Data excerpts

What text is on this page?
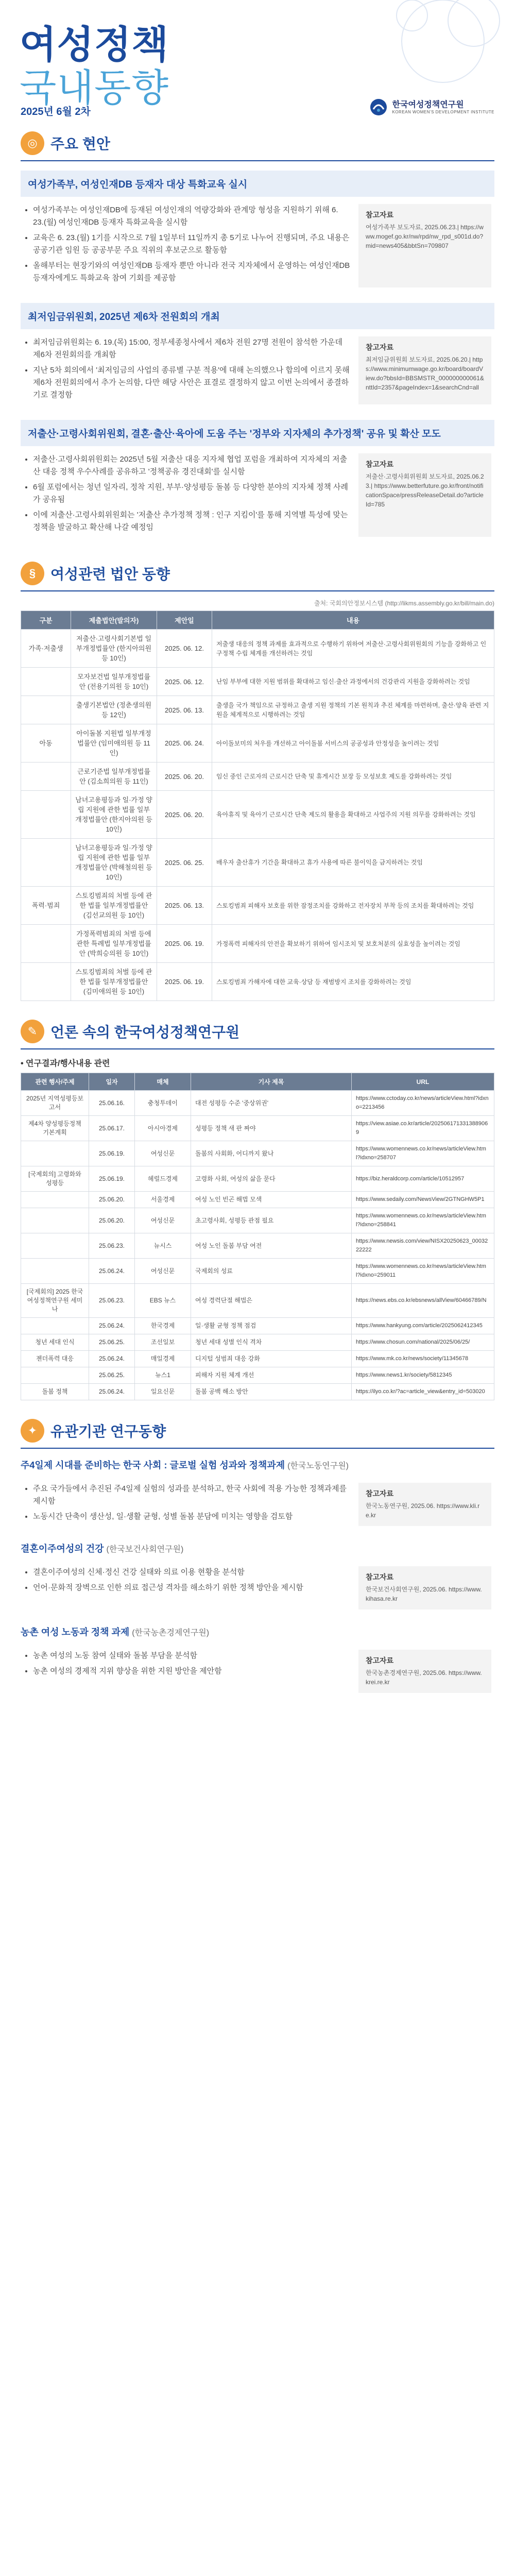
여성정책
국내동향
2025년 6월 2차
한국여성정책연구원
KOREAN WOMEN'S DEVELOPMENT INSTITUTE
◎ 주요 현안
여성가족부, 여성인재DB 등재자 대상 특화교육 실시
• 여성가족부는 여성인재DB에 등재된 여성인재의 역량강화와 관계망 형성을 지원하기 위해 6. 23.(월) 여성인재DB 등재자 특화교육을 실시함
• 교육은 6. 23.(월) 1기를 시작으로 7월 1일부터 11일까지 총 5기로 나누어 진행되며, 주요 내용은 공공기관 임원 등 공공부문 주요 직위의 후보군으로 활동함
• 올해부터는 현장기와의 여성인재DB 등재자 뿐만 아니라 전국 지자체에서 운영하는 여성인재DB 등재자에게도 특화교육 참여 기회를 제공함
참고자료
여성가족부 보도자료, 2025.06.23.| https://www.mogef.go.kr/nw/rpd/nw_rpd_s001d.do?mid=news405&bbtSn=709807
최저임금위원회, 2025년 제6차 전원회의 개최
• 최저임금위원회는 6. 19.(목) 15:00, 정부세종청사에서 제6차 전원 27명 전원이 참석한 가운데 제6차 전원회의를 개최함
• 지난 5차 회의에서 '최저임금의 사업의 종류별 구분 적용'에 대해 논의했으나 합의에 이르지 못해 제6차 전원회의에서 추가 논의함, 다만 해당 사안은 표결로 결정하지 않고 이번 논의에서 종결하기로 결정함
참고자료
최저임금위원회 보도자료, 2025.06.20.| https://www.minimumwage.go.kr/board/boardView.do?bbsId=BBSMSTR_000000000061&nttId=2357&pageIndex=1&searchCnd=all
저출산·고령사회위원회, 결혼·출산·육아에 도움 주는 '정부와 지자체의 추가정책' 공유 및 확산 모도
• 저출산·고령사회위원회는 2025년 5월 저출산 대응 지자체 협업 포럼을 개최하여 지자체의 저출산 대응 정책 우수사례를 공유하고 '정책공유 경진대회'를 실시함
• 6월 포럼에서는 청년 일자리, 정착 지원, 부부·양성평등 돌봄 등 다양한 분야의 지자체 정책 사례가 공유됨
• 이에 저출산·고령사회위원회는 '저출산 추가정책 정책 : 인구 지킴이'를 통해 지역별 특성에 맞는 정책을 발굴하고 확산해 나갈 예정임
참고자료
저출산·고령사회위원회 보도자료, 2025.06.23.| https://www.betterfuture.go.kr/front/notificationSpace/pressReleaseDetail.do?articleId=785
§	여성관련 법안 동향
출처: 국회의안정보시스템 (http://likms.assembly.go.kr/bill/main.do)
구분	제출법안(발의자)	제안일	내용
가족·저출생	저출산·고령사회기본법 일부개정법률안 (한지아의원 등 10인)	2025. 06. 12.	저출생 대응의 정책 과제를 효과적으로 수행하기 위하여 저출산·고령사회위원회의 기능을 강화하고 인구정책 수립 체계를 개선하려는 것임
	모자보건법 일부개정법률안 (전용기의원 등 10인)	2025. 06. 12.	난임 부부에 대한 지원 범위를 확대하고 임신·출산 과정에서의 건강관리 지원을 강화하려는 것임
	출생기본법안 (정춘생의원 등 12인)	2025. 06. 13.	출생을 국가 책임으로 규정하고 출생 지원 정책의 기본 원칙과 추진 체계를 마련하며, 출산·양육 관련 지원을 체계적으로 시행하려는 것임
아동	아이돌봄 지원법 일부개정법률안 (임미애의원 등 11인)	2025. 06. 24.	아이돌보미의 처우를 개선하고 아이돌봄 서비스의 공공성과 안정성을 높이려는 것임
	근로기준법 일부개정법률안 (김소희의원 등 11인)	2025. 06. 20.	임신 중인 근로자의 근로시간 단축 및 휴게시간 보장 등 모성보호 제도를 강화하려는 것임
	남녀고용평등과 일·가정 양립 지원에 관한 법률 일부개정법률안 (한지아의원 등 10인)	2025. 06. 20.	육아휴직 및 육아기 근로시간 단축 제도의 활용을 확대하고 사업주의 지원 의무를 강화하려는 것임
	남녀고용평등과 일·가정 양립 지원에 관한 법률 일부개정법률안 (박해철의원 등 10인)	2025. 06. 25.	배우자 출산휴가 기간을 확대하고 휴가 사용에 따른 불이익을 금지하려는 것임
폭력·범죄	스토킹범죄의 처벌 등에 관한 법률 일부개정법률안 (김선교의원 등 10인)	2025. 06. 13.	스토킹범죄 피해자 보호를 위한 잠정조치를 강화하고 전자장치 부착 등의 조치를 확대하려는 것임
	가정폭력범죄의 처벌 등에 관한 특례법 일부개정법률안 (박희승의원 등 10인)	2025. 06. 19.	가정폭력 피해자의 안전을 확보하기 위하여 임시조치 및 보호처분의 실효성을 높이려는 것임
	스토킹범죄의 처벌 등에 관한 법률 일부개정법률안 (김미애의원 등 10인)	2025. 06. 19.	스토킹범죄 가해자에 대한 교육·상담 등 재범방지 조치를 강화하려는 것임
✎ 언론 속의 한국여성정책연구원
• 연구결과/행사내용 관련
관련 행사/주제	일자	매체	기사 제목	URL
2025년 지역성평등보고서	25.06.16.	충청투데이	대전 성평등 수준 '중상위권'	https://www.cctoday.co.kr/news/articleView.html?idxno=2213456
제4차 양성평등정책 기본계획	25.06.17.	아시아경제	성평등 정책 새 판 짜야	https://view.asiae.co.kr/article/2025061713313889069
	25.06.19.	여성신문	돌봄의 사회화, 어디까지 왔나	https://www.womennews.co.kr/news/articleView.html?idxno=258707
[국제회의] 고령화와 성평등	25.06.19.	헤럴드경제	고령화 사회, 여성의 삶을 묻다	https://biz.heraldcorp.com/article/10512957
	25.06.20.	서울경제	여성 노인 빈곤 해법 모색	https://www.sedaily.com/NewsView/2GTNGHW5P1
	25.06.20.	여성신문	초고령사회, 성평등 관점 필요	https://www.womennews.co.kr/news/articleView.html?idxno=258841
	25.06.23.	뉴시스	여성 노인 돌봄 부담 여전	https://www.newsis.com/view/NISX20250623_0003222222
	25.06.24.	여성신문	국제회의 성료	https://www.womennews.co.kr/news/articleView.html?idxno=259011
[국제회의] 2025 한국여성정책연구원 세미나	25.06.23.	EBS 뉴스	여성 경력단절 해법은	https://news.ebs.co.kr/ebsnews/allView/60466789/N
	25.06.24.	한국경제	일·생활 균형 정책 점검	https://www.hankyung.com/article/2025062412345
청년 세대 인식	25.06.25.	조선일보	청년 세대 성별 인식 격차	https://www.chosun.com/national/2025/06/25/
젠더폭력 대응	25.06.24.	매일경제	디지털 성범죄 대응 강화	https://www.mk.co.kr/news/society/11345678
	25.06.25.	뉴스1	피해자 지원 체계 개선	https://www.news1.kr/society/5812345
돌봄 정책	25.06.24.	일요신문	돌봄 공백 해소 방안	https://ilyo.co.kr/?ac=article_view&entry_id=503020
✦ 유관기관 연구동향
주4일제 시대를 준비하는 한국 사회 : 글로벌 실험 성과와 정책과제 (한국노동연구원)
• 주요 국가들에서 추진된 주4일제 실험의 성과를 분석하고, 한국 사회에 적용 가능한 정책과제를 제시함
• 노동시간 단축이 생산성, 일·생활 균형, 성별 돌봄 분담에 미치는 영향을 검토함
참고자료
한국노동연구원, 2025.06. https://www.kli.re.kr
결혼이주여성의 건강 (한국보건사회연구원)
• 결혼이주여성의 신체·정신 건강 실태와 의료 이용 현황을 분석함
• 언어·문화적 장벽으로 인한 의료 접근성 격차를 해소하기 위한 정책 방안을 제시함
참고자료
한국보건사회연구원, 2025.06. https://www.kihasa.re.kr
농촌 여성 노동과 정책 과제 (한국농촌경제연구원)
• 농촌 여성의 노동 참여 실태와 돌봄 부담을 분석함
• 농촌 여성의 경제적 지위 향상을 위한 지원 방안을 제안함
참고자료
한국농촌경제연구원, 2025.06. https://www.krei.re.kr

### YOUR INSTRUCTIONS
Return each line with "강화하고".

### SOLUTION
가족·저출생	저출산·고령사회기본법 일부개정법률안 (한지아의원 등 10인)	2025. 06. 12.	저출생 대응의 정책 과제를 효과적으로 수행하기 위하여 저출산·고령사회위원회의 기능을 강화하고 인구정책 수립 체계를 개선하려는 것임
폭력·범죄	스토킹범죄의 처벌 등에 관한 법률 일부개정법률안 (김선교의원 등 10인)	2025. 06. 13.	스토킹범죄 피해자 보호를 위한 잠정조치를 강화하고 전자장치 부착 등의 조치를 확대하려는 것임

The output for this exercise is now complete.